EXERCISE OBJECTIVE :: Repeat the listing in full. Nothing may be added or left out.

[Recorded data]

###

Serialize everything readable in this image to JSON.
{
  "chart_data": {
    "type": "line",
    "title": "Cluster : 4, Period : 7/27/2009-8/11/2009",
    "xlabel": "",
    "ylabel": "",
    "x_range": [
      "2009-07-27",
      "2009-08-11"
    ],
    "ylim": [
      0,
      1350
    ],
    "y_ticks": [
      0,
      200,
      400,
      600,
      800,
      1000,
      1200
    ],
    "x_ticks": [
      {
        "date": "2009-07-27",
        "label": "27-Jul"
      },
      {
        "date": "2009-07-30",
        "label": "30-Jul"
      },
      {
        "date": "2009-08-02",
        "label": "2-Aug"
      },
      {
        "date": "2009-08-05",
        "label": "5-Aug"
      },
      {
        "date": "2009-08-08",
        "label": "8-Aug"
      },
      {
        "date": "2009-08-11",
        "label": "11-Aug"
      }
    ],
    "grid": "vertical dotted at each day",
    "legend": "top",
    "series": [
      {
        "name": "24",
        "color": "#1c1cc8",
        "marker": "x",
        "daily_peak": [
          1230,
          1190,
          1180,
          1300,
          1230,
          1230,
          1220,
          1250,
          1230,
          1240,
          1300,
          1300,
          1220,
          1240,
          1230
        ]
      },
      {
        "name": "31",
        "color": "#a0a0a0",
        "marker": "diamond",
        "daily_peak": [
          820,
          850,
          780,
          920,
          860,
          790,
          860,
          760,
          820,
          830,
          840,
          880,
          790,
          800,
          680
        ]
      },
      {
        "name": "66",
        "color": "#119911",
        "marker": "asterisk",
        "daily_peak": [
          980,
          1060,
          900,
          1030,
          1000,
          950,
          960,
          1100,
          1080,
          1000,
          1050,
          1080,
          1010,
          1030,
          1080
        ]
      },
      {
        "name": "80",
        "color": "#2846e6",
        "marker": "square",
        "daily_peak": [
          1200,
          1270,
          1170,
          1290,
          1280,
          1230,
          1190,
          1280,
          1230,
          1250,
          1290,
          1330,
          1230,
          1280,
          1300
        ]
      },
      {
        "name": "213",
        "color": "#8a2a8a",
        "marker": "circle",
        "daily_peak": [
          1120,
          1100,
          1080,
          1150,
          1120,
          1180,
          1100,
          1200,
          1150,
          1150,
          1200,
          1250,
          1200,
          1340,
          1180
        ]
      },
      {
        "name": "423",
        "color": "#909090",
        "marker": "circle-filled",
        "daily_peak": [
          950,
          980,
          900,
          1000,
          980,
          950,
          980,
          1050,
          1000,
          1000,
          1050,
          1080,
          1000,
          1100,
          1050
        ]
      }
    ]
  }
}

###

EXERCISE RESPONSE ::
Serialize everything readable in this image to JSON.
{
  "chart_data": {
    "type": "line",
    "title": "Cluster : 4, Period : 7/27/2009-8/11/2009",
    "xlabel": "",
    "ylabel": "",
    "x_range": [
      "2009-07-27",
      "2009-08-11"
    ],
    "ylim": [
      0,
      1350
    ],
    "y_ticks": [
      0,
      200,
      400,
      600,
      800,
      1000,
      1200
    ],
    "x_ticks": [
      {
        "date": "2009-07-27",
        "label": "27-Jul"
      },
      {
        "date": "2009-07-30",
        "label": "30-Jul"
      },
      {
        "date": "2009-08-02",
        "label": "2-Aug"
      },
      {
        "date": "2009-08-05",
        "label": "5-Aug"
      },
      {
        "date": "2009-08-08",
        "label": "8-Aug"
      },
      {
        "date": "2009-08-11",
        "label": "11-Aug"
      }
    ],
    "grid": "vertical dotted at each day",
    "legend": "top",
    "series": [
      {
        "name": "24",
        "color": "#1c1cc8",
        "marker": "x",
        "daily_peak": [
          1230,
          1190,
          1180,
          1300,
          1230,
          1230,
          1220,
          1250,
          1230,
          1240,
          1300,
          1300,
          1220,
          1240,
          1230
        ]
      },
      {
        "name": "31",
        "color": "#a0a0a0",
        "marker": "diamond",
        "daily_peak": [
          820,
          850,
          780,
          920,
          860,
          790,
          860,
          760,
          820,
          830,
          840,
          880,
          790,
          800,
          680
        ]
      },
      {
        "name": "66",
        "color": "#119911",
        "marker": "asterisk",
        "daily_peak": [
          980,
          1060,
          900,
          1030,
          1000,
          950,
          960,
          1100,
          1080,
          1000,
          1050,
          1080,
          1010,
          1030,
          1080
        ]
      },
      {
        "name": "80",
        "color": "#2846e6",
        "marker": "square",
        "daily_peak": [
          1200,
          1270,
          1170,
          1290,
          1280,
          1230,
          1190,
          1280,
          1230,
          1250,
          1290,
          1330,
          1230,
          1280,
          1300
        ]
      },
      {
        "name": "213",
        "color": "#8a2a8a",
        "marker": "circle",
        "daily_peak": [
          1120,
          1100,
          1080,
          1150,
          1120,
          1180,
          1100,
          1200,
          1150,
          1150,
          1200,
          1250,
          1200,
          1340,
          1180
        ]
      },
      {
        "name": "423",
        "color": "#909090",
        "marker": "circle-filled",
        "daily_peak": [
          950,
          980,
          900,
          1000,
          980,
          950,
          980,
          1050,
          1000,
          1000,
          1050,
          1080,
          1000,
          1100,
          1050
        ]
      }
    ]
  }
}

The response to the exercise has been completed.